--- START MATERIAL FOR THIS EXERCISE ---

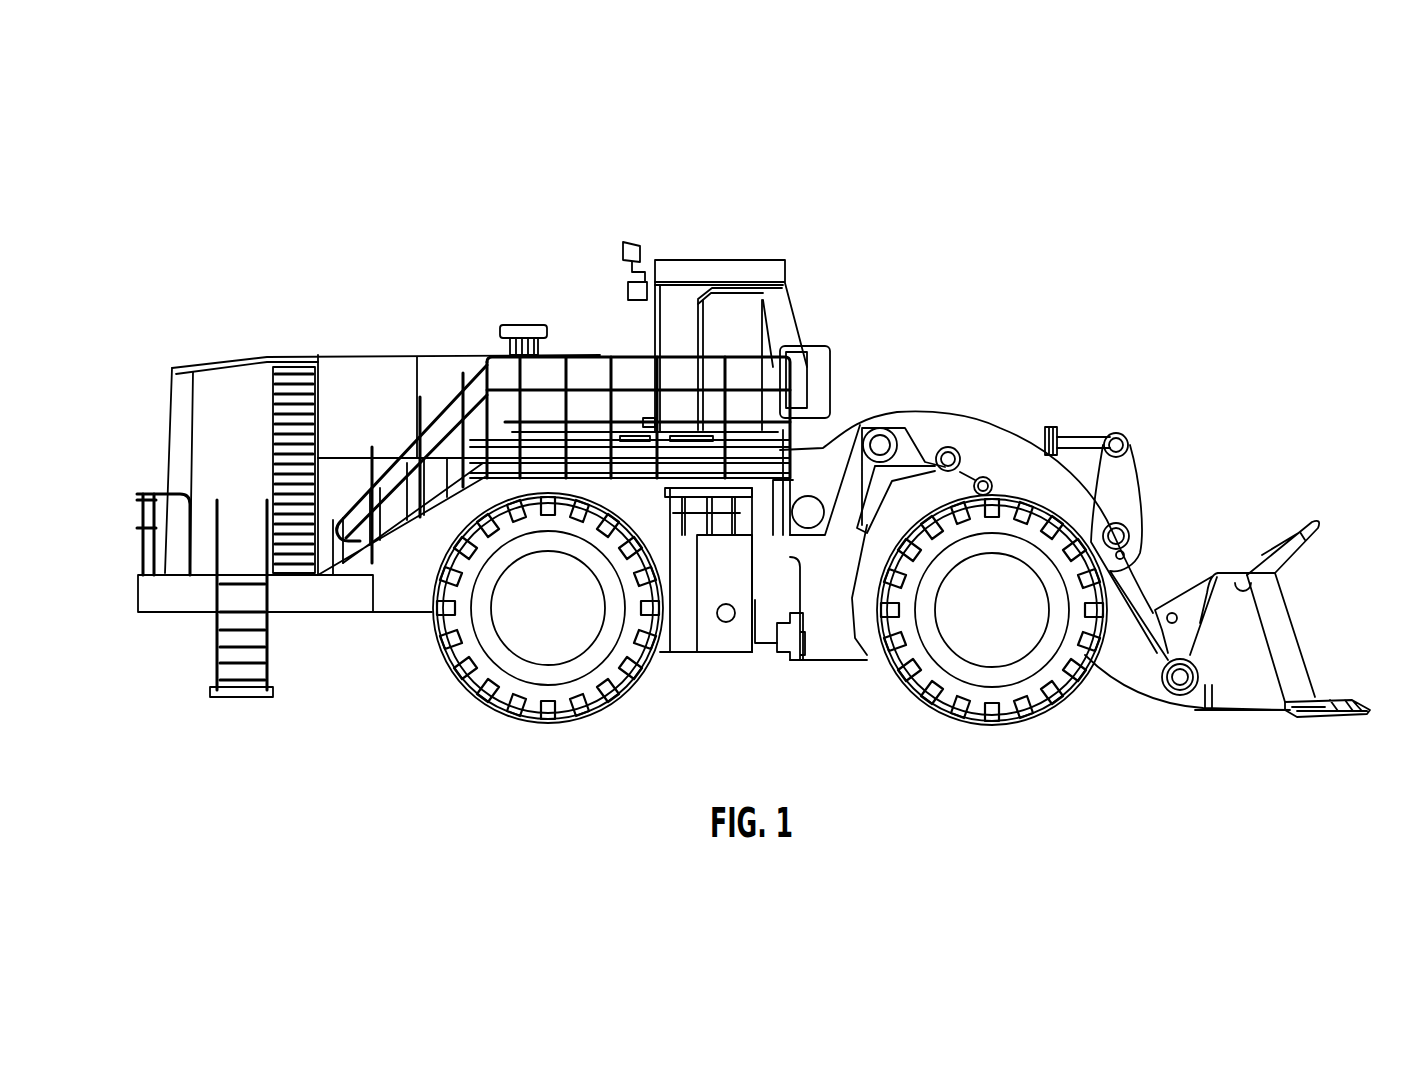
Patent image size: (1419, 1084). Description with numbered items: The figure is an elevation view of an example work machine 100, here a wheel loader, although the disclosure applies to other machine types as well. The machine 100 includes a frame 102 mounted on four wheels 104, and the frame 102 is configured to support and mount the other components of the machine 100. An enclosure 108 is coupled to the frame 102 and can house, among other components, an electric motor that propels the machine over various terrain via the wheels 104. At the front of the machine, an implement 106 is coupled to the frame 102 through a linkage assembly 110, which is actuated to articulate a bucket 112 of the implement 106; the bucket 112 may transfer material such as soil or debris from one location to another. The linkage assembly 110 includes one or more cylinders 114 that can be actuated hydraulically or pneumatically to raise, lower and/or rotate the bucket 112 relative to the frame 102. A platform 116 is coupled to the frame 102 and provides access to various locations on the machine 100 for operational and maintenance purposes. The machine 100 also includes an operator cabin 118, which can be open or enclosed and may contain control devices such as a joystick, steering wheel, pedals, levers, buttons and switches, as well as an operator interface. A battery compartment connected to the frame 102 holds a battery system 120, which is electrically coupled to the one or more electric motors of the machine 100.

The machine 100 is at (487, 193).
The frame 102 is at (176, 612).
The wheels 104 is at (507, 722).
The implement 106 is at (1172, 413).
The enclosure 108 is at (232, 358).
The linkage assembly 110 is at (1130, 498).
The bucket 112 is at (1270, 704).
The cylinders 114 is at (1030, 428).
The platform 116 is at (638, 433).
The operator cabin 118 is at (778, 270).
The battery system 120 is at (727, 638).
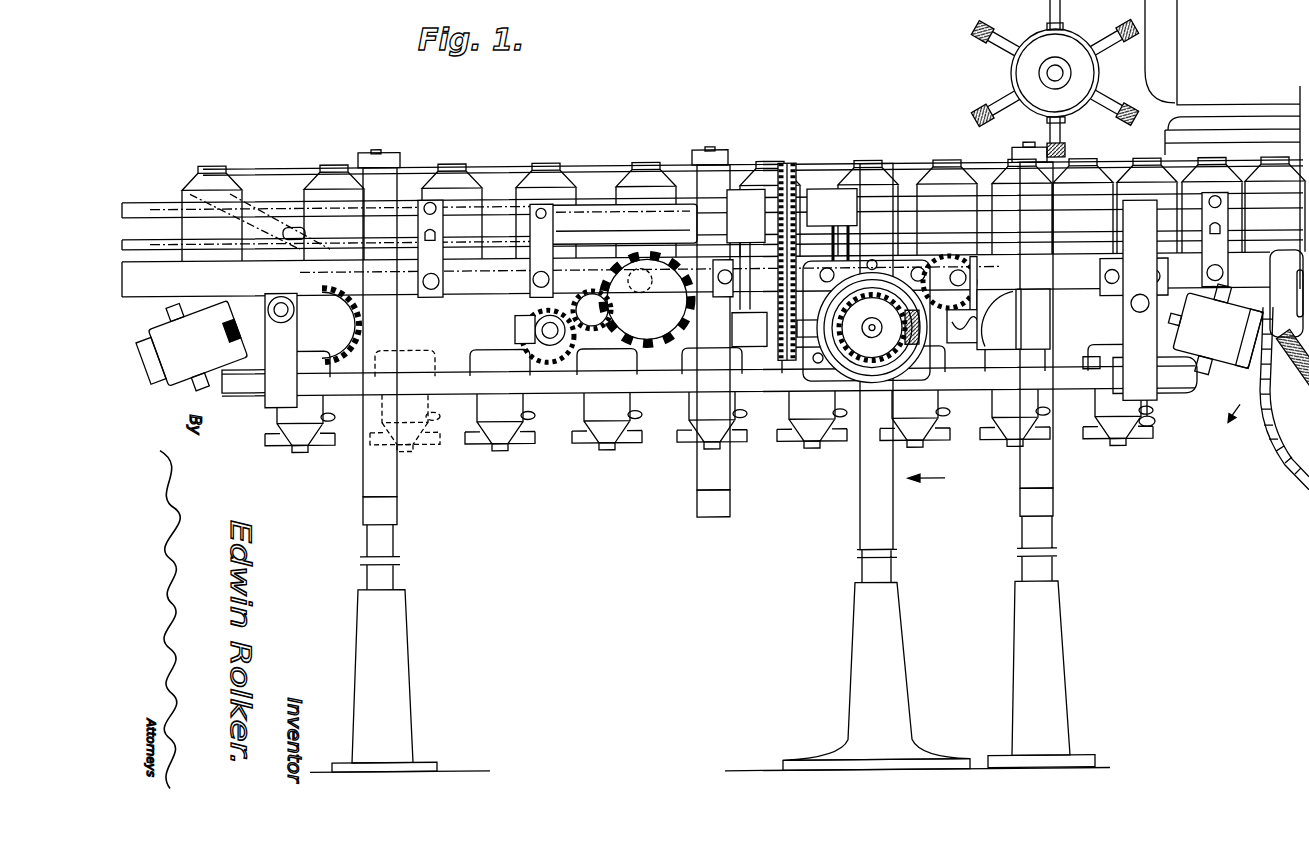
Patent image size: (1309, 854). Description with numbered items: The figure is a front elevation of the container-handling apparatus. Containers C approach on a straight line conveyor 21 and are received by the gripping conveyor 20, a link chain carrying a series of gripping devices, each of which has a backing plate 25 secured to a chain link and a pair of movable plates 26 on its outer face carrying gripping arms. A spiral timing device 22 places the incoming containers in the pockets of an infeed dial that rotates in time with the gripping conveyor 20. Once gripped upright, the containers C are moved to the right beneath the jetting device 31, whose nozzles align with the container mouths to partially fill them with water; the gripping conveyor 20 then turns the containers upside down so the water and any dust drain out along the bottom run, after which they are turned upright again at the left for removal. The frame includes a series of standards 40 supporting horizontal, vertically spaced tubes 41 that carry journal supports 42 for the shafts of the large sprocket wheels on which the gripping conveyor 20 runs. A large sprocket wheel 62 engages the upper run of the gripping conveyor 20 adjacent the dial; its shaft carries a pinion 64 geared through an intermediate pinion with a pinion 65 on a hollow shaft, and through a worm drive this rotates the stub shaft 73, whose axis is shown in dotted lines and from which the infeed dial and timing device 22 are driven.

The gripping conveyor 20 is at (290, 231).
The straight line conveyor 21 is at (135, 264).
The timing device 22 is at (903, 175).
The backing plate 25 is at (1143, 450).
The movable plate 26 is at (1147, 431).
The jetting device 31 is at (988, 60).
The standard 40 is at (400, 554).
The tube 41 is at (473, 285).
The journal support 42 is at (273, 342).
The sprocket wheel 62 is at (1082, 366).
The pinion 64 is at (1021, 324).
The pinion 65 is at (836, 368).
The stub shaft 73 is at (905, 368).
The container C is at (866, 168).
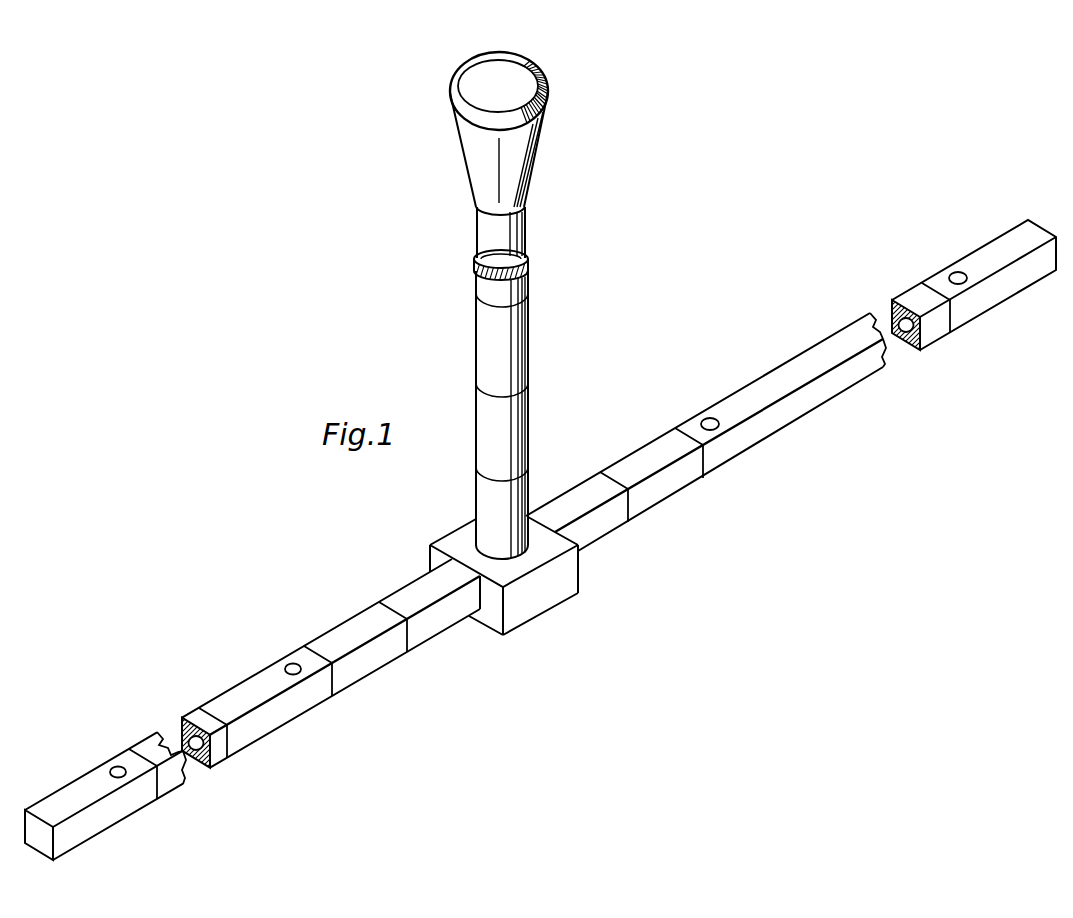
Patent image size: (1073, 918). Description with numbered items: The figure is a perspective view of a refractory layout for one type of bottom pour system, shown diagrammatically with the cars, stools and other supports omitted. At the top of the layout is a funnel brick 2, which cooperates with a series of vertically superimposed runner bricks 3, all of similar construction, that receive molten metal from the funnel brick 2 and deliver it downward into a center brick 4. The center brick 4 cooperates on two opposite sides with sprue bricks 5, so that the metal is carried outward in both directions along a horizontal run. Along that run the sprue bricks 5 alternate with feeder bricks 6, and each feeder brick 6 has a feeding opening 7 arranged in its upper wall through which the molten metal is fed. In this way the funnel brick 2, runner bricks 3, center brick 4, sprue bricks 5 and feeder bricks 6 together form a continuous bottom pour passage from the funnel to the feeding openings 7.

The funnel brick 2 is at (505, 163).
The runner bricks 3 is at (530, 278).
The center brick 4 is at (558, 580).
The sprue bricks 5 is at (390, 652).
The feeder bricks 6 is at (287, 712).
The feeding openings 7 is at (290, 662).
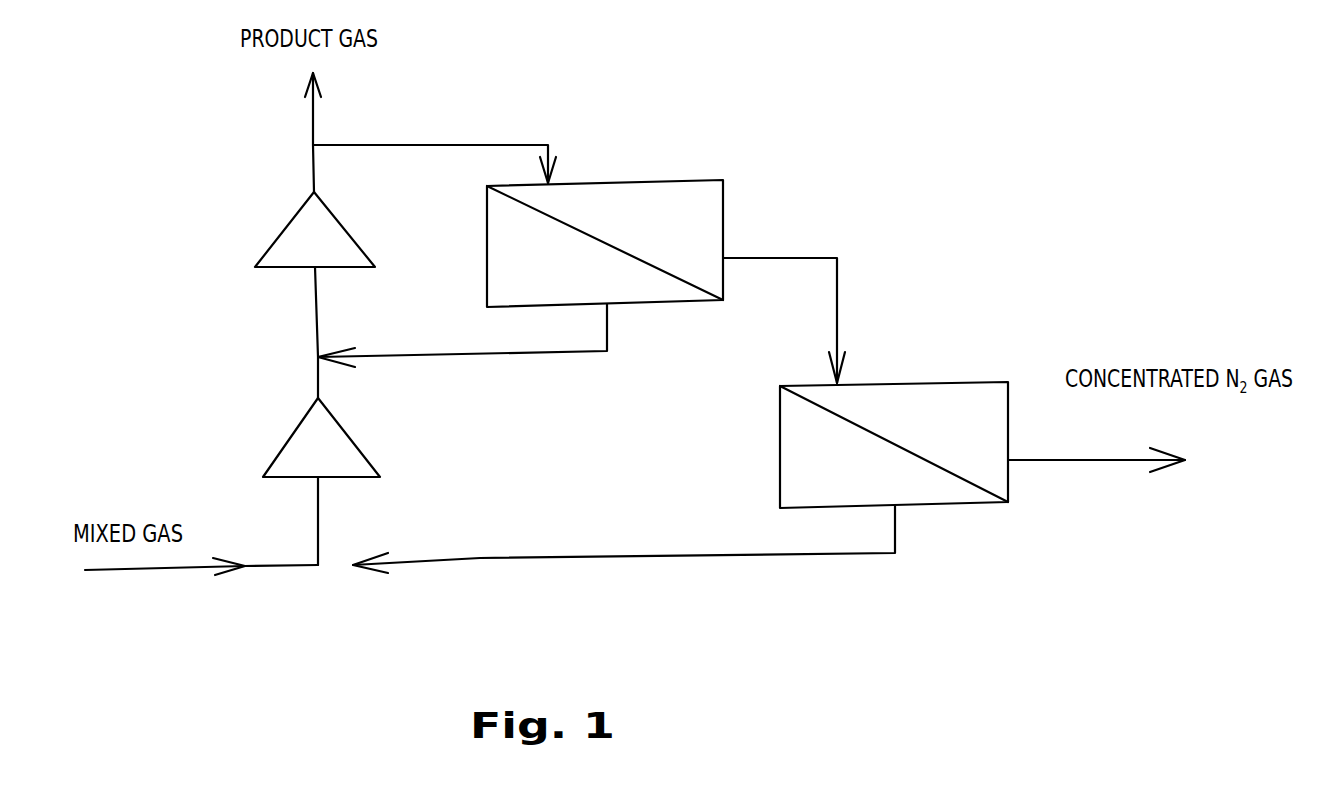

--- END MATERIAL FOR THIS EXERCISE ---

> [PROBLEM] Please repeat all of the records above word for word, leaving the pictures out of your answer.

> [SOLUTION TO THE PROBLEM]
Patent image size: (1419, 1084). Description with numbered items: The figure is an elevation view of an example work machine 100, here a wheel loader, although the disclosure applies to other machine types as well. The machine 100 includes a frame 102 mounted on four wheels 104, and the frame 102 is configured to support and mount the other components of the machine 100. An enclosure 108 is coupled to the frame 102 and can house, among other components, an electric motor that propels the machine over various terrain via the wheels 104. At the front of the machine, an implement 106 is coupled to the frame 102 through a linkage assembly 110, which is actuated to articulate a bucket 112 of the implement 106; the bucket 112 may transfer material such as soil or debris from one location to another. The linkage assembly 110 includes one or more cylinders 114 that can be actuated hydraulically or pneumatically to raise, lower and/or rotate the bucket 112 relative to the frame 102. A platform 116 is coupled to the frame 102 and provides access to various locations on the machine 100 for operational and maintenance purposes. The machine 100 also includes an operator cabin 118, which can be open or enclosed and may contain control devices such as a joystick, steering wheel, pedals, levers, buttons and switches, as well as an operator interface. A battery compartment connected to the frame 102 holds a battery system 120, which is electrically coupled to the one or more electric motors of the machine 100.

The machine 100 is at (487, 193).
The frame 102 is at (176, 612).
The wheels 104 is at (507, 722).
The implement 106 is at (1172, 413).
The enclosure 108 is at (232, 358).
The linkage assembly 110 is at (1130, 498).
The bucket 112 is at (1270, 704).
The cylinders 114 is at (1030, 428).
The platform 116 is at (638, 433).
The operator cabin 118 is at (778, 270).
The battery system 120 is at (727, 638).
Patent image size: (1309, 854). Description with numbered items: The figure is a front elevation of the container-handling apparatus. Containers C approach on a straight line conveyor 21 and are received by the gripping conveyor 20, a link chain carrying a series of gripping devices, each of which has a backing plate 25 secured to a chain link and a pair of movable plates 26 on its outer face carrying gripping arms. A spiral timing device 22 places the incoming containers in the pockets of an infeed dial that rotates in time with the gripping conveyor 20. Once gripped upright, the containers C are moved to the right beneath the jetting device 31, whose nozzles align with the container mouths to partially fill them with water; the gripping conveyor 20 then turns the containers upside down so the water and any dust drain out along the bottom run, after which they are turned upright again at the left for removal. The frame includes a series of standards 40 supporting horizontal, vertically spaced tubes 41 that carry journal supports 42 for the shafts of the large sprocket wheels on which the gripping conveyor 20 runs. A large sprocket wheel 62 engages the upper run of the gripping conveyor 20 adjacent the dial; its shaft carries a pinion 64 geared through an intermediate pinion with a pinion 65 on a hollow shaft, and through a worm drive this rotates the stub shaft 73, whose axis is shown in dotted lines and from which the infeed dial and timing device 22 are driven.

The gripping conveyor 20 is at (290, 231).
The straight line conveyor 21 is at (135, 264).
The timing device 22 is at (903, 175).
The backing plate 25 is at (1143, 450).
The movable plate 26 is at (1147, 431).
The jetting device 31 is at (988, 60).
The standard 40 is at (400, 554).
The tube 41 is at (473, 285).
The journal support 42 is at (273, 342).
The sprocket wheel 62 is at (1082, 366).
The pinion 64 is at (1021, 324).
The pinion 65 is at (836, 368).
The stub shaft 73 is at (905, 368).
The container C is at (866, 168).
Patent image size: (1073, 918). Description with numbered items: The figure is a perspective view of a refractory layout for one type of bottom pour system, shown diagrammatically with the cars, stools and other supports omitted. At the top of the layout is a funnel brick 2, which cooperates with a series of vertically superimposed runner bricks 3, all of similar construction, that receive molten metal from the funnel brick 2 and deliver it downward into a center brick 4. The center brick 4 cooperates on two opposite sides with sprue bricks 5, so that the metal is carried outward in both directions along a horizontal run. Along that run the sprue bricks 5 alternate with feeder bricks 6, and each feeder brick 6 has a feeding opening 7 arranged in its upper wall through which the molten metal is fed. In this way the funnel brick 2, runner bricks 3, center brick 4, sprue bricks 5 and feeder bricks 6 together form a continuous bottom pour passage from the funnel to the feeding openings 7.

The funnel brick 2 is at (505, 163).
The runner bricks 3 is at (530, 278).
The center brick 4 is at (558, 580).
The sprue bricks 5 is at (390, 652).
The feeder bricks 6 is at (287, 712).
The feeding openings 7 is at (290, 662).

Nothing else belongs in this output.